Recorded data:
"""

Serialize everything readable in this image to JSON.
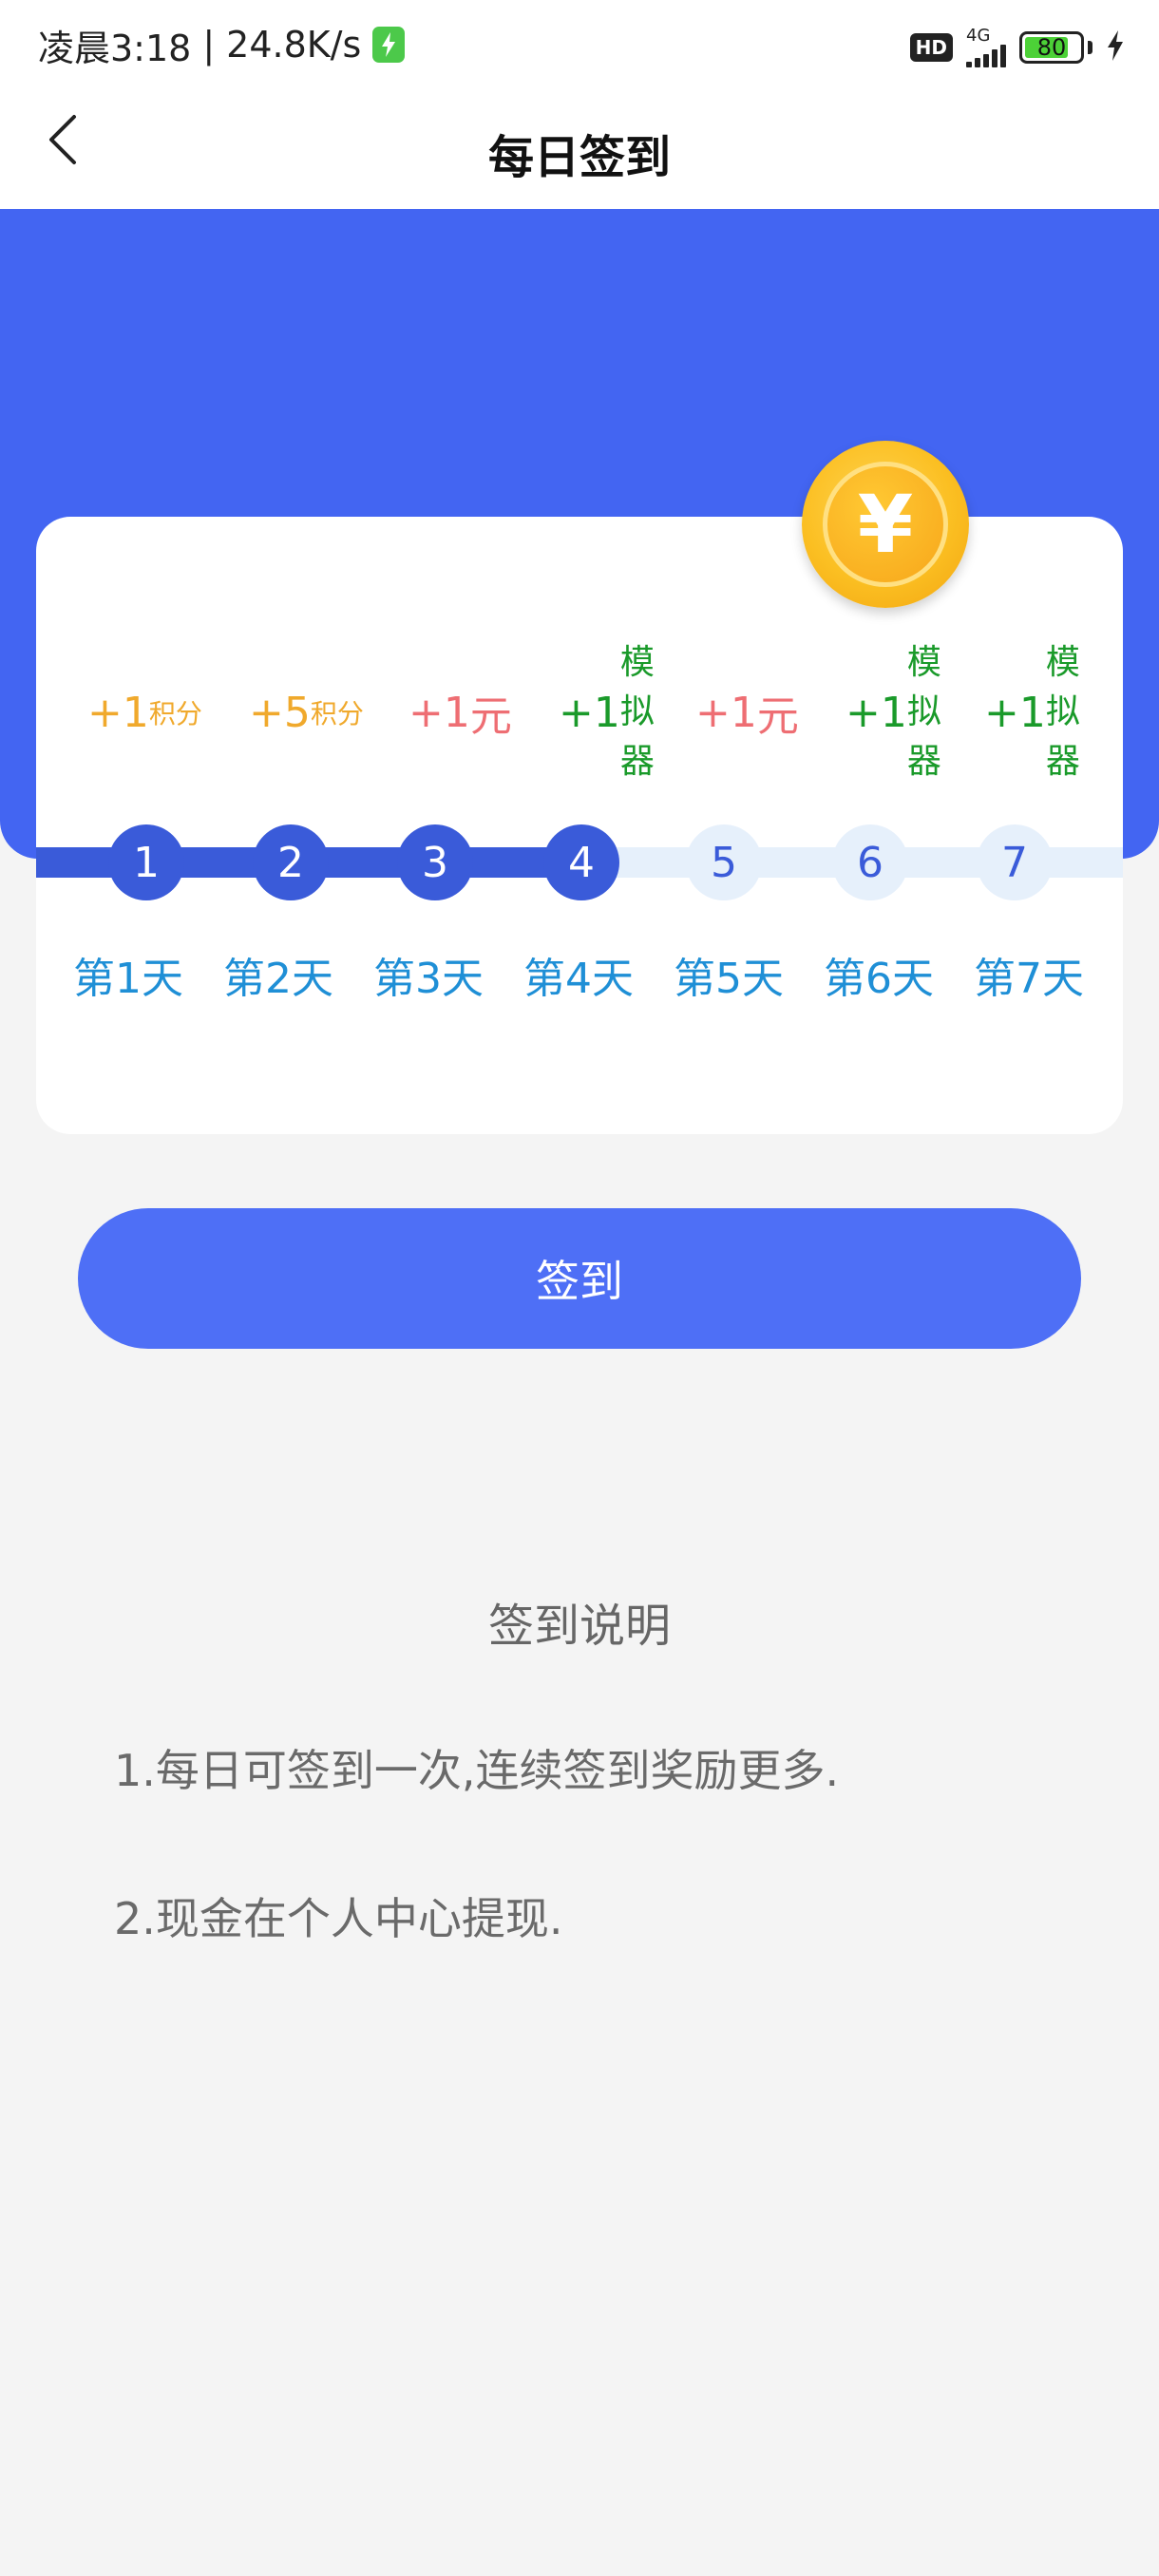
{
  "status_bar": {
    "time": "凌晨3:18",
    "speed": "24.8K/s",
    "hd": "HD",
    "network": "4G",
    "battery": "80"
  },
  "header": {
    "title": "每日签到"
  },
  "rewards": [
    {
      "plus": "+1",
      "unit": "积分",
      "kind": "points"
    },
    {
      "plus": "+5",
      "unit": "积分",
      "kind": "points"
    },
    {
      "plus": "+1",
      "unit": "元",
      "kind": "cash"
    },
    {
      "plus": "+1",
      "unit_chars": [
        "模",
        "拟",
        "器"
      ],
      "kind": "emulator"
    },
    {
      "plus": "+1",
      "unit": "元",
      "kind": "cash"
    },
    {
      "plus": "+1",
      "unit_chars": [
        "模",
        "拟",
        "器"
      ],
      "kind": "emulator"
    },
    {
      "plus": "+1",
      "unit_chars": [
        "模",
        "拟",
        "器"
      ],
      "kind": "emulator"
    }
  ],
  "days": [
    {
      "number": "1",
      "label": "第1天",
      "done": true
    },
    {
      "number": "2",
      "label": "第2天",
      "done": true
    },
    {
      "number": "3",
      "label": "第3天",
      "done": true
    },
    {
      "number": "4",
      "label": "第4天",
      "done": true
    },
    {
      "number": "5",
      "label": "第5天",
      "done": false
    },
    {
      "number": "6",
      "label": "第6天",
      "done": false
    },
    {
      "number": "7",
      "label": "第7天",
      "done": false
    }
  ],
  "coin_symbol": "¥",
  "signin_button": "签到",
  "rules": {
    "title": "签到说明",
    "items": [
      "1.每日可签到一次,连续签到奖励更多.",
      "2.现金在个人中心提现."
    ]
  },
  "colors": {
    "primary": "#4365f2",
    "button": "#4e6ff6",
    "points": "#f0a92c",
    "cash": "#ee6e73",
    "emulator": "#1a9a2a",
    "day_label": "#1f8fd6"
  }
}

"""

__Goal of the exercise__
Reproduce all of the entries word for word, skipping any pictures they hold.

__Response to the exercise__
Serialize everything readable in this image to JSON.
{
  "status_bar": {
    "time": "凌晨3:18",
    "speed": "24.8K/s",
    "hd": "HD",
    "network": "4G",
    "battery": "80"
  },
  "header": {
    "title": "每日签到"
  },
  "rewards": [
    {
      "plus": "+1",
      "unit": "积分",
      "kind": "points"
    },
    {
      "plus": "+5",
      "unit": "积分",
      "kind": "points"
    },
    {
      "plus": "+1",
      "unit": "元",
      "kind": "cash"
    },
    {
      "plus": "+1",
      "unit_chars": [
        "模",
        "拟",
        "器"
      ],
      "kind": "emulator"
    },
    {
      "plus": "+1",
      "unit": "元",
      "kind": "cash"
    },
    {
      "plus": "+1",
      "unit_chars": [
        "模",
        "拟",
        "器"
      ],
      "kind": "emulator"
    },
    {
      "plus": "+1",
      "unit_chars": [
        "模",
        "拟",
        "器"
      ],
      "kind": "emulator"
    }
  ],
  "days": [
    {
      "number": "1",
      "label": "第1天",
      "done": true
    },
    {
      "number": "2",
      "label": "第2天",
      "done": true
    },
    {
      "number": "3",
      "label": "第3天",
      "done": true
    },
    {
      "number": "4",
      "label": "第4天",
      "done": true
    },
    {
      "number": "5",
      "label": "第5天",
      "done": false
    },
    {
      "number": "6",
      "label": "第6天",
      "done": false
    },
    {
      "number": "7",
      "label": "第7天",
      "done": false
    }
  ],
  "coin_symbol": "¥",
  "signin_button": "签到",
  "rules": {
    "title": "签到说明",
    "items": [
      "1.每日可签到一次,连续签到奖励更多.",
      "2.现金在个人中心提现."
    ]
  },
  "colors": {
    "primary": "#4365f2",
    "button": "#4e6ff6",
    "points": "#f0a92c",
    "cash": "#ee6e73",
    "emulator": "#1a9a2a",
    "day_label": "#1f8fd6"
  }
}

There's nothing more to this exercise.